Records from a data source
━━━━━━━━━━
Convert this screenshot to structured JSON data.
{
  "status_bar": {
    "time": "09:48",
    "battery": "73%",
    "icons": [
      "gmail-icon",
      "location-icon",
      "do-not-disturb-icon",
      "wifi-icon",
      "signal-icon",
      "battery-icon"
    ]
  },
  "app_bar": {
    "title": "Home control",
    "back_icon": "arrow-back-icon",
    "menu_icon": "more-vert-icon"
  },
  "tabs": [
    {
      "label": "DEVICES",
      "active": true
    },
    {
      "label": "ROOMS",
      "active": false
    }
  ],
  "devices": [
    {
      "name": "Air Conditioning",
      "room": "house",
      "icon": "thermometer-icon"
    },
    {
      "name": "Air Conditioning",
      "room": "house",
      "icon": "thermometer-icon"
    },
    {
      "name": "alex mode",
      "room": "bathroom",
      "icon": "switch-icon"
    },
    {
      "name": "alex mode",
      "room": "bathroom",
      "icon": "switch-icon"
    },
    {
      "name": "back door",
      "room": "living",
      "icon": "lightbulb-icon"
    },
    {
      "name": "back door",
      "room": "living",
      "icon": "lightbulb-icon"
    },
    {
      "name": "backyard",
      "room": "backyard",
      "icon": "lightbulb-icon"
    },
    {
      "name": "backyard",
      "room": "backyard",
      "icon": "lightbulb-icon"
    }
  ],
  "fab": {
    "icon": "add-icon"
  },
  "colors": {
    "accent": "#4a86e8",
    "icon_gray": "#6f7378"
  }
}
━━━━━━━━━━
● **WHAT IS REQUIRED**
Each entry above is to be quoted exactly.

● **THE ANSWER**
Convert this screenshot to structured JSON data.
{
  "status_bar": {
    "time": "09:48",
    "battery": "73%",
    "icons": [
      "gmail-icon",
      "location-icon",
      "do-not-disturb-icon",
      "wifi-icon",
      "signal-icon",
      "battery-icon"
    ]
  },
  "app_bar": {
    "title": "Home control",
    "back_icon": "arrow-back-icon",
    "menu_icon": "more-vert-icon"
  },
  "tabs": [
    {
      "label": "DEVICES",
      "active": true
    },
    {
      "label": "ROOMS",
      "active": false
    }
  ],
  "devices": [
    {
      "name": "Air Conditioning",
      "room": "house",
      "icon": "thermometer-icon"
    },
    {
      "name": "Air Conditioning",
      "room": "house",
      "icon": "thermometer-icon"
    },
    {
      "name": "alex mode",
      "room": "bathroom",
      "icon": "switch-icon"
    },
    {
      "name": "alex mode",
      "room": "bathroom",
      "icon": "switch-icon"
    },
    {
      "name": "back door",
      "room": "living",
      "icon": "lightbulb-icon"
    },
    {
      "name": "back door",
      "room": "living",
      "icon": "lightbulb-icon"
    },
    {
      "name": "backyard",
      "room": "backyard",
      "icon": "lightbulb-icon"
    },
    {
      "name": "backyard",
      "room": "backyard",
      "icon": "lightbulb-icon"
    }
  ],
  "fab": {
    "icon": "add-icon"
  },
  "colors": {
    "accent": "#4a86e8",
    "icon_gray": "#6f7378"
  }
}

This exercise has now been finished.